## PROBLEMS AND TASKS
1. From the Elasticsearch logging commit, copy verbatim the passage starting at "- Modified ElasticsearchIndexManager" and ending at "rollout_id = self._get_rollout_id(record)".
2. Write the next part of the Elasticsearch status-logging commit, continuing the code after its final line.

## SELECTED EXCERPT
Enhance Elasticsearch logging to include status information

Dylan Huang · Dylan Huang · commit 4c2773442fbe · 2025-10-01T14:52:13.000-07:00
- Added a method to extract status information from log records in ElasticSearchDirectHttpHandler.
- Updated the data structure sent to Elasticsearch to include status_code, status_message, and status_details if present.
- Modified ElasticsearchIndexManager to validate the mapping of new status fields.
- Implemented tests to verify logging of status information and searching by status code in Elasticsearch.
diff --git a/eval_protocol/logging/elasticsearch_direct_http_handler.py b/eval_protocol/logging/elasticsearch_direct_http_handler.py
@@ -33,6 +33,7 @@ def emit(self, record: logging.LogRecord) -> None:
             timestamp = datetime.fromtimestamp(record.created).strftime("%Y-%m-%dT%H:%M:%S.%fZ")
 
             rollout_id = self._get_rollout_id(record)
+            status_info = self._get_status_info(record)
 
             data: Dict[str, Any] = {
                 "@timestamp": timestamp,
@@ -42,6 +43,10 @@ def emit(self, record: logging.LogRecord) -> None:
                 "rollout_id": rollout_id,
             }
 
+            # Add status information if present
+            if status_info:
+                data.update(status_info)
+
             # Schedule the HTTP request to run asynchronously
             self._schedule_async_send(data, record)
         except Exception as e:
@@ -57,6 +62,34 @@ def _get_rollout_id(self, record: logging.LogRecord) -> str:
             )
         return rollout_id
 
+    def _get_status_info(self, record: logging.LogRecord) -> Optional[Dict[str, Any]]:
+        """Extract status information from the log record's extra data."""
+        # Check if 'status' is in the extra data (passed via extra parameter)
+        if hasattr(record, "status") and record.status is not None:  # type: ignore
+            status = record.status  # type: ignore
+
+            # Handle Status class instances (Pydantic BaseModel)

## INFORMATION SUPPLIED
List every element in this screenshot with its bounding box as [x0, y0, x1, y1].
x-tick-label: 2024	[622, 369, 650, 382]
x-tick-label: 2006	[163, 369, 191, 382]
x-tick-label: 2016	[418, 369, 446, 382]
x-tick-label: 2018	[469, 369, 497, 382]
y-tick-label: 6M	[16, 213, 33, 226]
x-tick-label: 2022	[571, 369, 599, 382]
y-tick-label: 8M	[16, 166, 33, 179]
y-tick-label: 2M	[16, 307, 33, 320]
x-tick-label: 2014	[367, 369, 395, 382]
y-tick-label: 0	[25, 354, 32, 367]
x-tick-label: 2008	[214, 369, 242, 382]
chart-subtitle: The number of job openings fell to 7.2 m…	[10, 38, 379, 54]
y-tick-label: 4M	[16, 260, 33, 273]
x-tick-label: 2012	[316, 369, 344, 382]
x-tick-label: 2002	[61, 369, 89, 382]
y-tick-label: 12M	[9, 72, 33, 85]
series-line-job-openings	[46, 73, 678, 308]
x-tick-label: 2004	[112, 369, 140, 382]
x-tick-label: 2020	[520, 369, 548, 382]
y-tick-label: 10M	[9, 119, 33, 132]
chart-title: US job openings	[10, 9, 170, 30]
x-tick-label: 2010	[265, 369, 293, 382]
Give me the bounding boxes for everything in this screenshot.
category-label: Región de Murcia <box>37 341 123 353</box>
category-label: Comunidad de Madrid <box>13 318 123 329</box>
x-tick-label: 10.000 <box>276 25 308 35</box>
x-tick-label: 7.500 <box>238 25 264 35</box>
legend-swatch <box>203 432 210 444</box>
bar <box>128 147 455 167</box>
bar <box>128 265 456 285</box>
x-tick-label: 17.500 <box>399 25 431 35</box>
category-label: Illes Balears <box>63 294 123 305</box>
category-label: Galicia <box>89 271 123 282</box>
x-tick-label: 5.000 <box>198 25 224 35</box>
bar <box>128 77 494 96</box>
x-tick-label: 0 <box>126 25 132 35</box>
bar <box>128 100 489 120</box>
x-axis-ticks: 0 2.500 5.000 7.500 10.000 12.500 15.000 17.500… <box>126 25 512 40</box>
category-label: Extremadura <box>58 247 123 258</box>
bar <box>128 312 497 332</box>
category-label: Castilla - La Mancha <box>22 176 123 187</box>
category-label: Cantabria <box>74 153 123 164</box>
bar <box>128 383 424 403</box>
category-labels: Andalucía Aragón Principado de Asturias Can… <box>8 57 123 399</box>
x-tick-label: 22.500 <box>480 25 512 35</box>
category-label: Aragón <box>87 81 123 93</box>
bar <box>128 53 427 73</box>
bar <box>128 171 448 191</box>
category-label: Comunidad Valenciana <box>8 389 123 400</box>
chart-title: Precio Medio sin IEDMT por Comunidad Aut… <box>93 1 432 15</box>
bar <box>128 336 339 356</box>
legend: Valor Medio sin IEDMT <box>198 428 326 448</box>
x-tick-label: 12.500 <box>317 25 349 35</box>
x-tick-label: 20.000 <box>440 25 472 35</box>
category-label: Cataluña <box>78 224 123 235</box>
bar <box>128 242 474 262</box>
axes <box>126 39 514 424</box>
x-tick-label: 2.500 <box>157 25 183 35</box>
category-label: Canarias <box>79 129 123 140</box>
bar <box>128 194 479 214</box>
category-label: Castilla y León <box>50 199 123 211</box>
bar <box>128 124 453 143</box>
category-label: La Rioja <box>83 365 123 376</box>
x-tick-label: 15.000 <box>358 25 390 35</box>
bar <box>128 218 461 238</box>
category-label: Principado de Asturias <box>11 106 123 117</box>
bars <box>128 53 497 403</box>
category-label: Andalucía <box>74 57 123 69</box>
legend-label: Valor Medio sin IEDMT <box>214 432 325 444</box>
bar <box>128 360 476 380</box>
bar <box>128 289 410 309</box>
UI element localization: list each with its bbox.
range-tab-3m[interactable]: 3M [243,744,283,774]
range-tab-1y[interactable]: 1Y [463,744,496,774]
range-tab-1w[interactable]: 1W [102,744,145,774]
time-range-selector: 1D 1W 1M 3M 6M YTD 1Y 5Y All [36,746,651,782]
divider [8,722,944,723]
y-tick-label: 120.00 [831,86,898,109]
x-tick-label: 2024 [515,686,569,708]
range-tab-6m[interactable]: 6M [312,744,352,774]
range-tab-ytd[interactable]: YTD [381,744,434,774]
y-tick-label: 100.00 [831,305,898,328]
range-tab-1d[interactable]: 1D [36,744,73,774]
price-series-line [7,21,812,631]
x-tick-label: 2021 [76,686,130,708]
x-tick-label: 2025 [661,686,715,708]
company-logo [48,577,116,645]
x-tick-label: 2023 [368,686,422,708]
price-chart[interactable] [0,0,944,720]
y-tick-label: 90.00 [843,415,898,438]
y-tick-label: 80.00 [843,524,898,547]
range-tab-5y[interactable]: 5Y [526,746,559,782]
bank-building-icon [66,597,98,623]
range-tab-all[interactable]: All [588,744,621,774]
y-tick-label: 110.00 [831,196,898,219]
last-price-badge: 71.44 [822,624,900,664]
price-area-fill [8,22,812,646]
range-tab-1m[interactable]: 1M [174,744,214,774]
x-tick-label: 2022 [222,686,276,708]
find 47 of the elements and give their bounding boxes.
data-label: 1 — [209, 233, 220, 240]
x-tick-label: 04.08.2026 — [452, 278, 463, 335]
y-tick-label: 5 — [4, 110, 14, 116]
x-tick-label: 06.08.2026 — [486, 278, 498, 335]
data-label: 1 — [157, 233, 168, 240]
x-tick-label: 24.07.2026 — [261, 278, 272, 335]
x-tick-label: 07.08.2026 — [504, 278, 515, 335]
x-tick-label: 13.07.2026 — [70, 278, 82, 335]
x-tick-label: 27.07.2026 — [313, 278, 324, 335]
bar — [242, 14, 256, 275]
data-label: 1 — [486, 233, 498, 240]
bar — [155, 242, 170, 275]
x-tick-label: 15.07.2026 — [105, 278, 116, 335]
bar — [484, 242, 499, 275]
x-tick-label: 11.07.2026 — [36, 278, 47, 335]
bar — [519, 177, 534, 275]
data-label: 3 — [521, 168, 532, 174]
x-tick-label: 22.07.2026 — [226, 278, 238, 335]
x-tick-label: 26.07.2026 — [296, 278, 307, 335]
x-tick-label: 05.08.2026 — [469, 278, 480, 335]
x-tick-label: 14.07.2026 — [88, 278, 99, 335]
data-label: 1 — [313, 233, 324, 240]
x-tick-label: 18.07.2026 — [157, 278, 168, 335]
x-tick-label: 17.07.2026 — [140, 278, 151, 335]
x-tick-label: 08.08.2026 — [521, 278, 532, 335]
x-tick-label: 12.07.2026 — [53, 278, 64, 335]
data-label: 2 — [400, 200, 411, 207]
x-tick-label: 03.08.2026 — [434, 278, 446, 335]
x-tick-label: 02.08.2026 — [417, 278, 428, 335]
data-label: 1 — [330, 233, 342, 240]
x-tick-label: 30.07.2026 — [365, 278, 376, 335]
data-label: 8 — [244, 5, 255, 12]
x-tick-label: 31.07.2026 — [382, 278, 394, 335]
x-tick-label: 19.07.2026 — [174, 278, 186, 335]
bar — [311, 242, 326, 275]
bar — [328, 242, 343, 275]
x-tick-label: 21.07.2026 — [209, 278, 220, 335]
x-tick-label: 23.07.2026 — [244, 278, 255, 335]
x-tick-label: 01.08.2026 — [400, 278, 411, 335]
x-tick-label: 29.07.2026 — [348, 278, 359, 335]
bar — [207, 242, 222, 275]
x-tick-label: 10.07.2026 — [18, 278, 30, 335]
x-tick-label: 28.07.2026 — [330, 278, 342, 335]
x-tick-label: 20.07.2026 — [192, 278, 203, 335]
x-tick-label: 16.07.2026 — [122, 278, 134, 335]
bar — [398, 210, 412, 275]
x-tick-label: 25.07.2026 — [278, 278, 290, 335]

## THE ANSWERS
1.
- Modified ElasticsearchIndexManager to validate the mapping of new status fields.
- Implemented tests to verify logging of status information and searching by status code in Elasticsearch.
diff --git a/eval_protocol/logging/elasticsearch_direct_http_handler.py b/eval_protocol/logging/elasticsearch_direct_http_handler.py
@@ -33,6 +33,7 @@ def emit(self, record: logging.LogRecord) -> None:
             timestamp = datetime.fromtimestamp(record.created).strftime("%Y-%m-%dT%H:%M:%S.%fZ")
 
             rollout_id = self._get_rollout_id(record)

2.
+            if hasattr(status, "code") and hasattr(status, "message"):
+                # Status object - extract code and message
+                status_code = status.code
+                # Handle both enum values and direct integer values
+                if hasattr(status_code, "value"):
+                    status_code = status_code.value
+
+                return {
+                    "status_code": status_code,
+                    "status_message": status.message,
+                    "status_details": getattr(status, "details", []),
+                }
+            elif isinstance(status, dict):
+                # Dictionary representation of status
+                return {
+                    "status_code": status.get("code"),
+                    "status_message": status.get("message"),
+                    "status_details": status.get("details", []),
+                }
+        return None
+
     def _schedule_async_send(self, data: Dict[str, Any], record: logging.LogRecord) -> None:
         """Schedule an async task to send the log data to Elasticsearch."""
         if self._executor is None:
diff --git a/eval_protocol/logging/elasticsearch_index_manager.py b/eval_protocol/logging/elasticsearch_index_manager.py
@@ -98,13 +98,13 @@ def _index_exists_with_correct_mapping(self) -> bool:
             return False
 
     def _has_correct_timestamp_mapping(self, mapping_data: Dict[str, Any]) -> bool:
-        """Check if the mapping has @timestamp as a date field and rollout_id as a keyword field.
+        """Check if the mapping has @timestamp as a date field, rollout_id as a keyword field, and status fields.
 
         Args:
             mapping_data: Elasticsearch mapping response data
 
         Returns:
-            bool: True if @timestamp is correctly mapped as date field and rollout_id as keyword field
+            bool: True if all required fields are correctly mapped
         """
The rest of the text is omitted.